§ Record extracts
********

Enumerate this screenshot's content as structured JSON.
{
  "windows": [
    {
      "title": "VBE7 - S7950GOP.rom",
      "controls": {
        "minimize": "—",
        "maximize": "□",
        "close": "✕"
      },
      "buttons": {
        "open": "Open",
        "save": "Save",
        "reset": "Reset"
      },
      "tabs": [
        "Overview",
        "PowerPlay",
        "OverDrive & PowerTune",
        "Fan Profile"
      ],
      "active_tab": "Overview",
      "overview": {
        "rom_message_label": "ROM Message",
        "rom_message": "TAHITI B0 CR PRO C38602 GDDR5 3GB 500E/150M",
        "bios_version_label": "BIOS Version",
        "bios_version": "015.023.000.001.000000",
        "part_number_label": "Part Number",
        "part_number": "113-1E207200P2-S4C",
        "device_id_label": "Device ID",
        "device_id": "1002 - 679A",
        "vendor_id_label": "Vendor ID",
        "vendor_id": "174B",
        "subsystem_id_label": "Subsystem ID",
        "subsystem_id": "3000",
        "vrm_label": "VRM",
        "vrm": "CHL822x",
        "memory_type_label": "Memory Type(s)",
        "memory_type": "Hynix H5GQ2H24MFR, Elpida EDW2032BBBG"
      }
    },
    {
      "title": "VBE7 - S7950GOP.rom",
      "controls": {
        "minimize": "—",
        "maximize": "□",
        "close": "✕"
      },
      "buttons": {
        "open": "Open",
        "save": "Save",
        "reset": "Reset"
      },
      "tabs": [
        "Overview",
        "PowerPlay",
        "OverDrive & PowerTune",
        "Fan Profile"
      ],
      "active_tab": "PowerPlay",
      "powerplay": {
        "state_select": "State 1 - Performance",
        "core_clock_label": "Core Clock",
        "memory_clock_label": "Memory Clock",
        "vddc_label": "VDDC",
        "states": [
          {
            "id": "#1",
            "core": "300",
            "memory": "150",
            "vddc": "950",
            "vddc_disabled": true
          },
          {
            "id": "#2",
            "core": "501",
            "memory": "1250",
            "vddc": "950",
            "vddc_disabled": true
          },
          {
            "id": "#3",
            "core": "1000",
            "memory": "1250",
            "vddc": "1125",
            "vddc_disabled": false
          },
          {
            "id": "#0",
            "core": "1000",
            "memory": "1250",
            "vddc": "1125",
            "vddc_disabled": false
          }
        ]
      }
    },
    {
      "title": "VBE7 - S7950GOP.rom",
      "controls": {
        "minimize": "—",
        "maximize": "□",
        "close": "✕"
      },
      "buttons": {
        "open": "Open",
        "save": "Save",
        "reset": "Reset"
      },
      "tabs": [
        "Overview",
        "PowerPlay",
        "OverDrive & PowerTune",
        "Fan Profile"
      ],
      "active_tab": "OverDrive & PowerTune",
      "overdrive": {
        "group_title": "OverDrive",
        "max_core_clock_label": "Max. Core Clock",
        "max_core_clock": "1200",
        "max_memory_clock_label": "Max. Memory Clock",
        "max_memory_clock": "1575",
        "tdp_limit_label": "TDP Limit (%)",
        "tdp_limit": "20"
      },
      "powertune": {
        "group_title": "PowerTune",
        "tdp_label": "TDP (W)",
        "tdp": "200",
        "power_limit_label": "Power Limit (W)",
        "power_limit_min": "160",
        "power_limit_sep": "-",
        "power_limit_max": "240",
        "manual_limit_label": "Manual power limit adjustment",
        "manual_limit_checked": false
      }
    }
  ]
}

********

§ Aim of the task
Retype each record exactly, leaving nothing out.

§ Reply
Enumerate this screenshot's content as structured JSON.
{
  "windows": [
    {
      "title": "VBE7 - S7950GOP.rom",
      "controls": {
        "minimize": "—",
        "maximize": "□",
        "close": "✕"
      },
      "buttons": {
        "open": "Open",
        "save": "Save",
        "reset": "Reset"
      },
      "tabs": [
        "Overview",
        "PowerPlay",
        "OverDrive & PowerTune",
        "Fan Profile"
      ],
      "active_tab": "Overview",
      "overview": {
        "rom_message_label": "ROM Message",
        "rom_message": "TAHITI B0 CR PRO C38602 GDDR5 3GB 500E/150M",
        "bios_version_label": "BIOS Version",
        "bios_version": "015.023.000.001.000000",
        "part_number_label": "Part Number",
        "part_number": "113-1E207200P2-S4C",
        "device_id_label": "Device ID",
        "device_id": "1002 - 679A",
        "vendor_id_label": "Vendor ID",
        "vendor_id": "174B",
        "subsystem_id_label": "Subsystem ID",
        "subsystem_id": "3000",
        "vrm_label": "VRM",
        "vrm": "CHL822x",
        "memory_type_label": "Memory Type(s)",
        "memory_type": "Hynix H5GQ2H24MFR, Elpida EDW2032BBBG"
      }
    },
    {
      "title": "VBE7 - S7950GOP.rom",
      "controls": {
        "minimize": "—",
        "maximize": "□",
        "close": "✕"
      },
      "buttons": {
        "open": "Open",
        "save": "Save",
        "reset": "Reset"
      },
      "tabs": [
        "Overview",
        "PowerPlay",
        "OverDrive & PowerTune",
        "Fan Profile"
      ],
      "active_tab": "PowerPlay",
      "powerplay": {
        "state_select": "State 1 - Performance",
        "core_clock_label": "Core Clock",
        "memory_clock_label": "Memory Clock",
        "vddc_label": "VDDC",
        "states": [
          {
            "id": "#1",
            "core": "300",
            "memory": "150",
            "vddc": "950",
            "vddc_disabled": true
          },
          {
            "id": "#2",
            "core": "501",
            "memory": "1250",
            "vddc": "950",
            "vddc_disabled": true
          },
          {
            "id": "#3",
            "core": "1000",
            "memory": "1250",
            "vddc": "1125",
            "vddc_disabled": false
          },
          {
            "id": "#0",
            "core": "1000",
            "memory": "1250",
            "vddc": "1125",
            "vddc_disabled": false
          }
        ]
      }
    },
    {
      "title": "VBE7 - S7950GOP.rom",
      "controls": {
        "minimize": "—",
        "maximize": "□",
        "close": "✕"
      },
      "buttons": {
        "open": "Open",
        "save": "Save",
        "reset": "Reset"
      },
      "tabs": [
        "Overview",
        "PowerPlay",
        "OverDrive & PowerTune",
        "Fan Profile"
      ],
      "active_tab": "OverDrive & PowerTune",
      "overdrive": {
        "group_title": "OverDrive",
        "max_core_clock_label": "Max. Core Clock",
        "max_core_clock": "1200",
        "max_memory_clock_label": "Max. Memory Clock",
        "max_memory_clock": "1575",
        "tdp_limit_label": "TDP Limit (%)",
        "tdp_limit": "20"
      },
      "powertune": {
        "group_title": "PowerTune",
        "tdp_label": "TDP (W)",
        "tdp": "200",
        "power_limit_label": "Power Limit (W)",
        "power_limit_min": "160",
        "power_limit_sep": "-",
        "power_limit_max": "240",
        "manual_limit_label": "Manual power limit adjustment",
        "manual_limit_checked": false
      }
    }
  ]
}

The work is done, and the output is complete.